#### [TASK REQUIREMENTS]
Every line of the listing must be reproduced as it stands. Leave the images behind.

***** RECORD LIST

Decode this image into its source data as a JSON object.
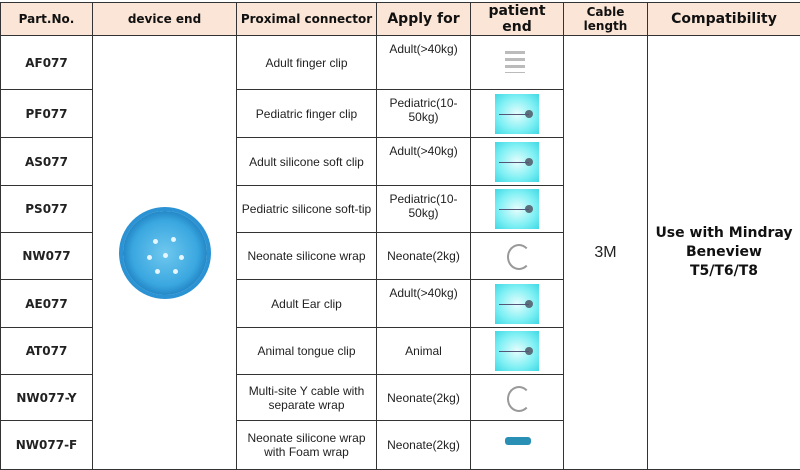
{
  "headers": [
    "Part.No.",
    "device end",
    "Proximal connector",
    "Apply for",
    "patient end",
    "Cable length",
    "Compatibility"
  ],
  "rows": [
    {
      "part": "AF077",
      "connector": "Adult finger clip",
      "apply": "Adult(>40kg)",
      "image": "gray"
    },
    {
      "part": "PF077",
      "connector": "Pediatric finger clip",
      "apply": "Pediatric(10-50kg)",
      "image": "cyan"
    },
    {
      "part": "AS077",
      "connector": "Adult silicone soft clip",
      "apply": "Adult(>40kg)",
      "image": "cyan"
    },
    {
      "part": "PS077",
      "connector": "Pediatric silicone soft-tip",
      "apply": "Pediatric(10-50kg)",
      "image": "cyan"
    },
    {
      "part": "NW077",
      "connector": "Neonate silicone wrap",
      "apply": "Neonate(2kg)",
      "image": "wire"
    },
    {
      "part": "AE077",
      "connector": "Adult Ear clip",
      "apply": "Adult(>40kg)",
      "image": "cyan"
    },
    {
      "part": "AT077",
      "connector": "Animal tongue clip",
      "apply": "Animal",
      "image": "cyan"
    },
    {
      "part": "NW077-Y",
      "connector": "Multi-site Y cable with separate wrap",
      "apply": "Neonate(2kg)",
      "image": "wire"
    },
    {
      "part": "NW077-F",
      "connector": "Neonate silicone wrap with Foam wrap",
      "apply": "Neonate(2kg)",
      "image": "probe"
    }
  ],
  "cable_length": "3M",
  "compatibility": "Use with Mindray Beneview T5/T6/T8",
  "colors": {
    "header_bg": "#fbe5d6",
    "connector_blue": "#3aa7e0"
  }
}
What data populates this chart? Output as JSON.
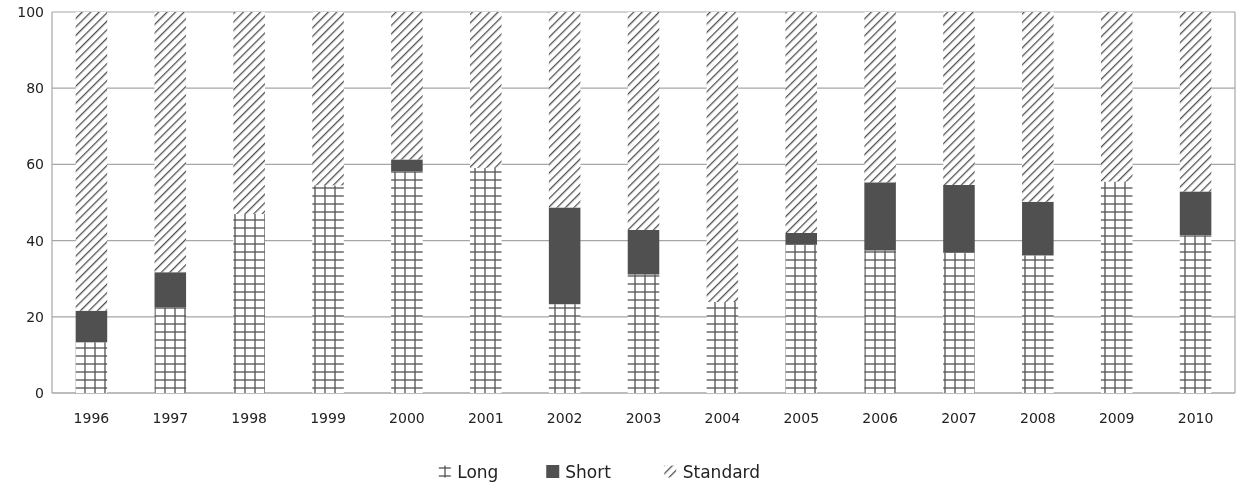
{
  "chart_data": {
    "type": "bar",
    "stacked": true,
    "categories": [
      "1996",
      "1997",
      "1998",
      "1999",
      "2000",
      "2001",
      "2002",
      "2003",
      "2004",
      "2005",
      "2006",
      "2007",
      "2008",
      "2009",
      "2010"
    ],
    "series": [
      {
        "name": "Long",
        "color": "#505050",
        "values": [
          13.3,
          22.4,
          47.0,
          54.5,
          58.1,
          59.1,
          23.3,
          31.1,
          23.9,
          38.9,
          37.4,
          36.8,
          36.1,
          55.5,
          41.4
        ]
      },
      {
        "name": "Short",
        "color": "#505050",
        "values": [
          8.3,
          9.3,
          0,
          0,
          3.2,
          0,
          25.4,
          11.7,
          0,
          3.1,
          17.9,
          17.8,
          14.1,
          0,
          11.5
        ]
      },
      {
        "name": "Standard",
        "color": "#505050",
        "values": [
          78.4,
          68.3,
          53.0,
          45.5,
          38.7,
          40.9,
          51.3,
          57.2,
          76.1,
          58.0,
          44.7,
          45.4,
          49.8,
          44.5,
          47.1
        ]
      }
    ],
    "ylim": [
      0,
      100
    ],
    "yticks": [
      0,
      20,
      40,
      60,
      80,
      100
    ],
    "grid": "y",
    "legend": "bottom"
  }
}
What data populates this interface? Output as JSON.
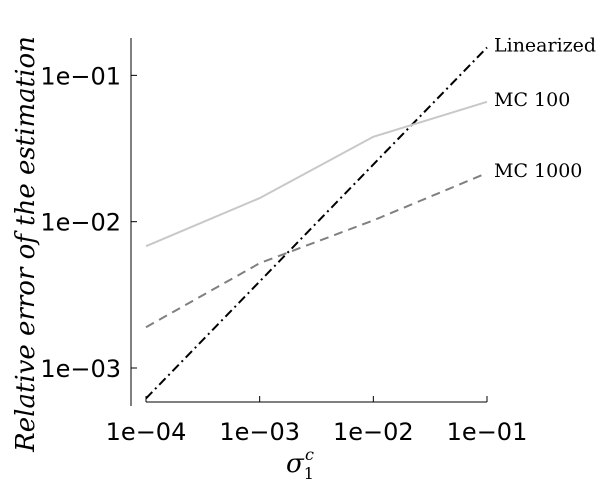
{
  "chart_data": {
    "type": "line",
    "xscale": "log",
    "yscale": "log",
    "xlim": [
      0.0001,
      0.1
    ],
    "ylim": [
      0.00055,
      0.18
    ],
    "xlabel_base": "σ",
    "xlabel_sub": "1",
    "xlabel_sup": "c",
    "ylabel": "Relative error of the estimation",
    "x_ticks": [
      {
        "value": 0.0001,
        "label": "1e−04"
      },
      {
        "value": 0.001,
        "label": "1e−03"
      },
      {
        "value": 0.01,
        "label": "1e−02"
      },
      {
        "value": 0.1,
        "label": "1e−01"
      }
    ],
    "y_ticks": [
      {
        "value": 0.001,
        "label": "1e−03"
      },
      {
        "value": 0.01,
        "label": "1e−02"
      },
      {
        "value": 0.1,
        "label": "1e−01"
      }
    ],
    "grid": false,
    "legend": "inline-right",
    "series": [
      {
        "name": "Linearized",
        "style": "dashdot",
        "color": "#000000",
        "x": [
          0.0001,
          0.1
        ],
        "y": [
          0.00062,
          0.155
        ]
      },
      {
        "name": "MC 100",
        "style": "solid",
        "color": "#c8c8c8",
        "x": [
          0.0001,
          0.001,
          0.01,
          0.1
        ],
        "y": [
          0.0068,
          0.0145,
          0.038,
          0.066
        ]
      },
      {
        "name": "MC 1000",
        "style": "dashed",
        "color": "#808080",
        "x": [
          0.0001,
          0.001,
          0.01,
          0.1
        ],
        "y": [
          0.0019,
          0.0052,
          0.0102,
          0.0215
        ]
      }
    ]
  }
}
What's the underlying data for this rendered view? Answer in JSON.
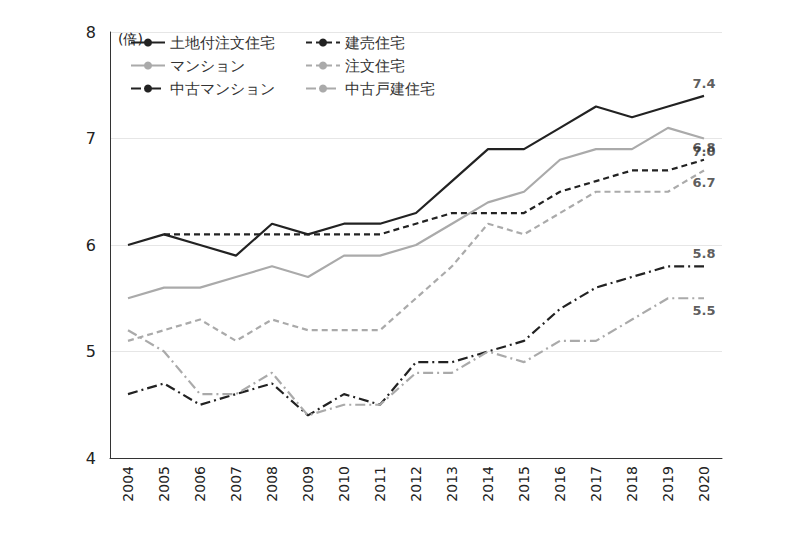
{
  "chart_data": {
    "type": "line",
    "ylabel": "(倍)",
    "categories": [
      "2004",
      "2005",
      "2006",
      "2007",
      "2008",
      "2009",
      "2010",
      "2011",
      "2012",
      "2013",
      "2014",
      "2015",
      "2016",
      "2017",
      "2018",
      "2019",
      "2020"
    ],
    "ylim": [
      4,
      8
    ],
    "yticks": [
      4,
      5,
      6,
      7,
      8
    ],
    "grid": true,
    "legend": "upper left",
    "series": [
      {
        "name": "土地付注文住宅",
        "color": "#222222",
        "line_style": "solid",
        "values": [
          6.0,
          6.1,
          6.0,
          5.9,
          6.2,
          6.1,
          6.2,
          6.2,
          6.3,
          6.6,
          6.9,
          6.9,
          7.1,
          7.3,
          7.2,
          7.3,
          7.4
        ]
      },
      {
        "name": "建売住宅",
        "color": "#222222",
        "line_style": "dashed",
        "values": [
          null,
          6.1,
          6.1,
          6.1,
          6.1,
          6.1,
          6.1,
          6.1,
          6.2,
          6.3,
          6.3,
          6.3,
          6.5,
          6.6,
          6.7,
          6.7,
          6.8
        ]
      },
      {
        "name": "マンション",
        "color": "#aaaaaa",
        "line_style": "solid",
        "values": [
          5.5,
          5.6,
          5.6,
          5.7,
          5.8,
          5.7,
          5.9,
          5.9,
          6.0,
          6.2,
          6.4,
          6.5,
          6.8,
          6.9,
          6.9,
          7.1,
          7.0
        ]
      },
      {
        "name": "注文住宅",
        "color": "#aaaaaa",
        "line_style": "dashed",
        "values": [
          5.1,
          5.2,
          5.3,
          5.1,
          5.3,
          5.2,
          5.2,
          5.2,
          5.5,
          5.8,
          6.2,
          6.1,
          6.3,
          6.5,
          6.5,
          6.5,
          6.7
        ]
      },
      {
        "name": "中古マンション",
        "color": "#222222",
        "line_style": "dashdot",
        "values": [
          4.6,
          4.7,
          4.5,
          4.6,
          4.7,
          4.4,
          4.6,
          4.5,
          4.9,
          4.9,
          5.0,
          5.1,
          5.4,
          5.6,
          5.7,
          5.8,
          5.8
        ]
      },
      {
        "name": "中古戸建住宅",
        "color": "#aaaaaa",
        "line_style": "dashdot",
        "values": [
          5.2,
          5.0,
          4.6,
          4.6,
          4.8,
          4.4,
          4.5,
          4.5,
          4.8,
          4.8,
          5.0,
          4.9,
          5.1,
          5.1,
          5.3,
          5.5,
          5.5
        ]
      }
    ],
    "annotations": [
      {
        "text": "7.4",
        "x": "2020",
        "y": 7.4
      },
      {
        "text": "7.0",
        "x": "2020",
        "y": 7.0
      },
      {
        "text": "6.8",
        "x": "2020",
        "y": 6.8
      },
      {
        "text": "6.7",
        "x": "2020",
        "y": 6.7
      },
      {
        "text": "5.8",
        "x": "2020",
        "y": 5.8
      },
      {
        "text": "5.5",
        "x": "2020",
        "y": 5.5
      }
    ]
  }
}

**********

#### [FULL RESPONSE]
Decode this image into its source data as a JSON object.
{
  "headers": [
    "Part.No.",
    "device end",
    "Proximal connector",
    "Apply for",
    "patient end",
    "Cable length",
    "Compatibility"
  ],
  "rows": [
    {
      "part": "AF077",
      "connector": "Adult finger clip",
      "apply": "Adult(>40kg)",
      "image": "gray"
    },
    {
      "part": "PF077",
      "connector": "Pediatric finger clip",
      "apply": "Pediatric(10-50kg)",
      "image": "cyan"
    },
    {
      "part": "AS077",
      "connector": "Adult silicone soft clip",
      "apply": "Adult(>40kg)",
      "image": "cyan"
    },
    {
      "part": "PS077",
      "connector": "Pediatric silicone soft-tip",
      "apply": "Pediatric(10-50kg)",
      "image": "cyan"
    },
    {
      "part": "NW077",
      "connector": "Neonate silicone wrap",
      "apply": "Neonate(2kg)",
      "image": "wire"
    },
    {
      "part": "AE077",
      "connector": "Adult Ear clip",
      "apply": "Adult(>40kg)",
      "image": "cyan"
    },
    {
      "part": "AT077",
      "connector": "Animal tongue clip",
      "apply": "Animal",
      "image": "cyan"
    },
    {
      "part": "NW077-Y",
      "connector": "Multi-site Y cable with separate wrap",
      "apply": "Neonate(2kg)",
      "image": "wire"
    },
    {
      "part": "NW077-F",
      "connector": "Neonate silicone wrap with Foam wrap",
      "apply": "Neonate(2kg)",
      "image": "probe"
    }
  ],
  "cable_length": "3M",
  "compatibility": "Use with Mindray Beneview T5/T6/T8",
  "colors": {
    "header_bg": "#fbe5d6",
    "connector_blue": "#3aa7e0"
  }
}
What data populates this chart? Output as JSON.
{
  "chart_data": {
    "type": "bar",
    "stacked": true,
    "categories": [
      "1996",
      "1997",
      "1998",
      "1999",
      "2000",
      "2001",
      "2002",
      "2003",
      "2004",
      "2005",
      "2006",
      "2007",
      "2008",
      "2009",
      "2010"
    ],
    "series": [
      {
        "name": "Long",
        "color": "#505050",
        "values": [
          13.3,
          22.4,
          47.0,
          54.5,
          58.1,
          59.1,
          23.3,
          31.1,
          23.9,
          38.9,
          37.4,
          36.8,
          36.1,
          55.5,
          41.4
        ]
      },
      {
        "name": "Short",
        "color": "#505050",
        "values": [
          8.3,
          9.3,
          0,
          0,
          3.2,
          0,
          25.4,
          11.7,
          0,
          3.1,
          17.9,
          17.8,
          14.1,
          0,
          11.5
        ]
      },
      {
        "name": "Standard",
        "color": "#505050",
        "values": [
          78.4,
          68.3,
          53.0,
          45.5,
          38.7,
          40.9,
          51.3,
          57.2,
          76.1,
          58.0,
          44.7,
          45.4,
          49.8,
          44.5,
          47.1
        ]
      }
    ],
    "ylim": [
      0,
      100
    ],
    "yticks": [
      0,
      20,
      40,
      60,
      80,
      100
    ],
    "grid": "y",
    "legend": "bottom"
  }
}
What data populates this interface? Output as JSON.
{
  "chart_data": {
    "type": "line",
    "xscale": "log",
    "yscale": "log",
    "xlim": [
      0.0001,
      0.1
    ],
    "ylim": [
      0.00055,
      0.18
    ],
    "xlabel_base": "σ",
    "xlabel_sub": "1",
    "xlabel_sup": "c",
    "ylabel": "Relative error of the estimation",
    "x_ticks": [
      {
        "value": 0.0001,
        "label": "1e−04"
      },
      {
        "value": 0.001,
        "label": "1e−03"
      },
      {
        "value": 0.01,
        "label": "1e−02"
      },
      {
        "value": 0.1,
        "label": "1e−01"
      }
    ],
    "y_ticks": [
      {
        "value": 0.001,
        "label": "1e−03"
      },
      {
        "value": 0.01,
        "label": "1e−02"
      },
      {
        "value": 0.1,
        "label": "1e−01"
      }
    ],
    "grid": false,
    "legend": "inline-right",
    "series": [
      {
        "name": "Linearized",
        "style": "dashdot",
        "color": "#000000",
        "x": [
          0.0001,
          0.1
        ],
        "y": [
          0.00062,
          0.155
        ]
      },
      {
        "name": "MC 100",
        "style": "solid",
        "color": "#c8c8c8",
        "x": [
          0.0001,
          0.001,
          0.01,
          0.1
        ],
        "y": [
          0.0068,
          0.0145,
          0.038,
          0.066
        ]
      },
      {
        "name": "MC 1000",
        "style": "dashed",
        "color": "#808080",
        "x": [
          0.0001,
          0.001,
          0.01,
          0.1
        ],
        "y": [
          0.0019,
          0.0052,
          0.0102,
          0.0215
        ]
      }
    ]
  }
}
What's the underlying data for this rendered view? Answer in JSON.
{
  "chart_data": {
    "type": "line",
    "ylabel": "(倍)",
    "categories": [
      "2004",
      "2005",
      "2006",
      "2007",
      "2008",
      "2009",
      "2010",
      "2011",
      "2012",
      "2013",
      "2014",
      "2015",
      "2016",
      "2017",
      "2018",
      "2019",
      "2020"
    ],
    "ylim": [
      4,
      8
    ],
    "yticks": [
      4,
      5,
      6,
      7,
      8
    ],
    "grid": true,
    "legend": "upper left",
    "series": [
      {
        "name": "土地付注文住宅",
        "color": "#222222",
        "line_style": "solid",
        "values": [
          6.0,
          6.1,
          6.0,
          5.9,
          6.2,
          6.1,
          6.2,
          6.2,
          6.3,
          6.6,
          6.9,
          6.9,
          7.1,
          7.3,
          7.2,
          7.3,
          7.4
        ]
      },
      {
        "name": "建売住宅",
        "color": "#222222",
        "line_style": "dashed",
        "values": [
          null,
          6.1,
          6.1,
          6.1,
          6.1,
          6.1,
          6.1,
          6.1,
          6.2,
          6.3,
          6.3,
          6.3,
          6.5,
          6.6,
          6.7,
          6.7,
          6.8
        ]
      },
      {
        "name": "マンション",
        "color": "#aaaaaa",
        "line_style": "solid",
        "values": [
          5.5,
          5.6,
          5.6,
          5.7,
          5.8,
          5.7,
          5.9,
          5.9,
          6.0,
          6.2,
          6.4,
          6.5,
          6.8,
          6.9,
          6.9,
          7.1,
          7.0
        ]
      },
      {
        "name": "注文住宅",
        "color": "#aaaaaa",
        "line_style": "dashed",
        "values": [
          5.1,
          5.2,
          5.3,
          5.1,
          5.3,
          5.2,
          5.2,
          5.2,
          5.5,
          5.8,
          6.2,
          6.1,
          6.3,
          6.5,
          6.5,
          6.5,
          6.7
        ]
      },
      {
        "name": "中古マンション",
        "color": "#222222",
        "line_style": "dashdot",
        "values": [
          4.6,
          4.7,
          4.5,
          4.6,
          4.7,
          4.4,
          4.6,
          4.5,
          4.9,
          4.9,
          5.0,
          5.1,
          5.4,
          5.6,
          5.7,
          5.8,
          5.8
        ]
      },
      {
        "name": "中古戸建住宅",
        "color": "#aaaaaa",
        "line_style": "dashdot",
        "values": [
          5.2,
          5.0,
          4.6,
          4.6,
          4.8,
          4.4,
          4.5,
          4.5,
          4.8,
          4.8,
          5.0,
          4.9,
          5.1,
          5.1,
          5.3,
          5.5,
          5.5
        ]
      }
    ],
    "annotations": [
      {
        "text": "7.4",
        "x": "2020",
        "y": 7.4
      },
      {
        "text": "7.0",
        "x": "2020",
        "y": 7.0
      },
      {
        "text": "6.8",
        "x": "2020",
        "y": 6.8
      },
      {
        "text": "6.7",
        "x": "2020",
        "y": 6.7
      },
      {
        "text": "5.8",
        "x": "2020",
        "y": 5.8
      },
      {
        "text": "5.5",
        "x": "2020",
        "y": 5.5
      }
    ]
  }
}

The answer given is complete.